GOAL: Pick out the lines containing "color".

EXTRACTED MATERIAL:
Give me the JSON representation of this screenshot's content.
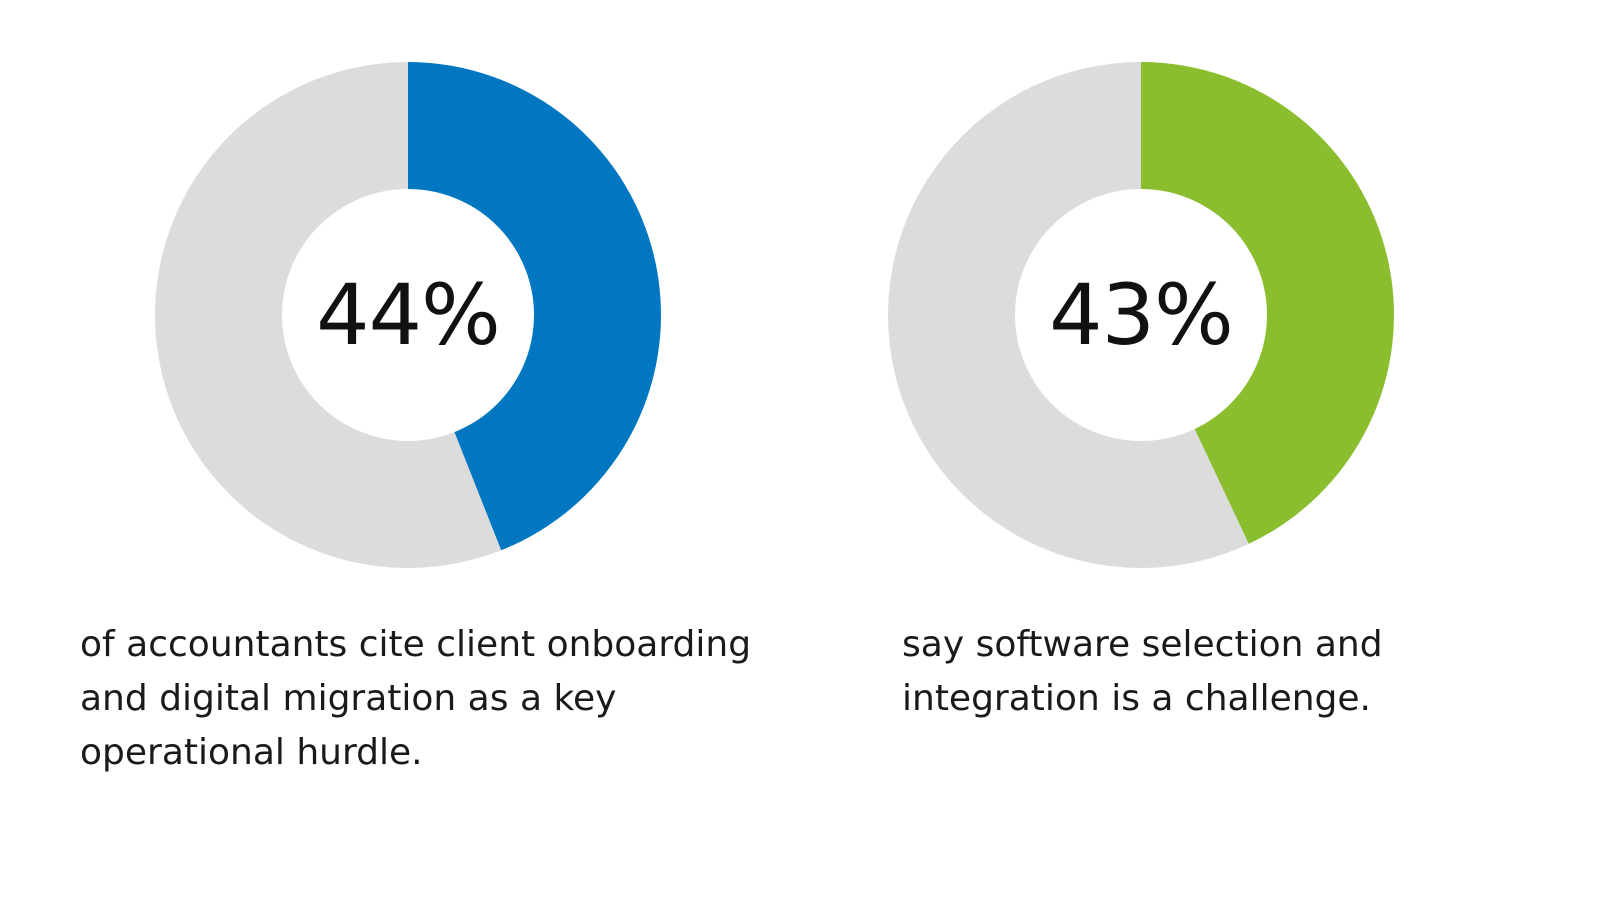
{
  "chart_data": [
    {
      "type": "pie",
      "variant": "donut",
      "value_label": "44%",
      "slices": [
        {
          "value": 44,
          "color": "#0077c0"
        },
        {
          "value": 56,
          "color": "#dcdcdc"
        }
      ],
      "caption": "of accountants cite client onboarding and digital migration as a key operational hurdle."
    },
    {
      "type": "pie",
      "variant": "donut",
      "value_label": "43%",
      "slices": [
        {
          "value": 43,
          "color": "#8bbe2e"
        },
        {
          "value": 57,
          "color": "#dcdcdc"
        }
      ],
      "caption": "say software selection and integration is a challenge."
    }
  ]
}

ANSWER TO THIS PROBLEM:
          "color": "#0077c0"
          "color": "#dcdcdc"
          "color": "#8bbe2e"
          "color": "#dcdcdc"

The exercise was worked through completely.